Below is a block of records; repeat all of them exactly.

● **Given entries**
===============

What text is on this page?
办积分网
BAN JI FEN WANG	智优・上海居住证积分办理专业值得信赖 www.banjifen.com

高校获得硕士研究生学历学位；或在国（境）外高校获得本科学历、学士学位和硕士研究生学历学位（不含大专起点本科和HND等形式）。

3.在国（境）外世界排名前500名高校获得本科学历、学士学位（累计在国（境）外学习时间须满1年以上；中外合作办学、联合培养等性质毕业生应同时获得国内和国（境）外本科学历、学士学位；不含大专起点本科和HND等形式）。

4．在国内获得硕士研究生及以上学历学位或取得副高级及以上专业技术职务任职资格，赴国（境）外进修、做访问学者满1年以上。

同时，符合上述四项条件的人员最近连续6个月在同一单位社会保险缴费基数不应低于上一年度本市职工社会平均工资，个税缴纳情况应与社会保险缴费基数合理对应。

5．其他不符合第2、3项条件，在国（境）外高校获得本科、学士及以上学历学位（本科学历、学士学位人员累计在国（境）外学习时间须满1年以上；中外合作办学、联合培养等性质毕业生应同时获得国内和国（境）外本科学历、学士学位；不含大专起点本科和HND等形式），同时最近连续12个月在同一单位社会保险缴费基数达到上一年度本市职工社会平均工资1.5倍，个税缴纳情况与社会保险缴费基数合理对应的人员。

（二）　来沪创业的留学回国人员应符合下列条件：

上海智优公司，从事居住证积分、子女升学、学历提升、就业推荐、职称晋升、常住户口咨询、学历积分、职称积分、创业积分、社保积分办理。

===============

● **Output**
What text is on this page?
办积分网
BAN JI FEN WANG	智优・上海居住证积分办理专业值得信赖 www.banjifen.com

高校获得硕士研究生学历学位；或在国（境）外高校获得本科学历、学士学位和硕士研究生学历学位（不含大专起点本科和HND等形式）。

3.在国（境）外世界排名前500名高校获得本科学历、学士学位（累计在国（境）外学习时间须满1年以上；中外合作办学、联合培养等性质毕业生应同时获得国内和国（境）外本科学历、学士学位；不含大专起点本科和HND等形式）。

4．在国内获得硕士研究生及以上学历学位或取得副高级及以上专业技术职务任职资格，赴国（境）外进修、做访问学者满1年以上。

同时，符合上述四项条件的人员最近连续6个月在同一单位社会保险缴费基数不应低于上一年度本市职工社会平均工资，个税缴纳情况应与社会保险缴费基数合理对应。

5．其他不符合第2、3项条件，在国（境）外高校获得本科、学士及以上学历学位（本科学历、学士学位人员累计在国（境）外学习时间须满1年以上；中外合作办学、联合培养等性质毕业生应同时获得国内和国（境）外本科学历、学士学位；不含大专起点本科和HND等形式），同时最近连续12个月在同一单位社会保险缴费基数达到上一年度本市职工社会平均工资1.5倍，个税缴纳情况与社会保险缴费基数合理对应的人员。

（二）　来沪创业的留学回国人员应符合下列条件：

上海智优公司，从事居住证积分、子女升学、学历提升、就业推荐、职称晋升、常住户口咨询、学历积分、职称积分、创业积分、社保积分办理。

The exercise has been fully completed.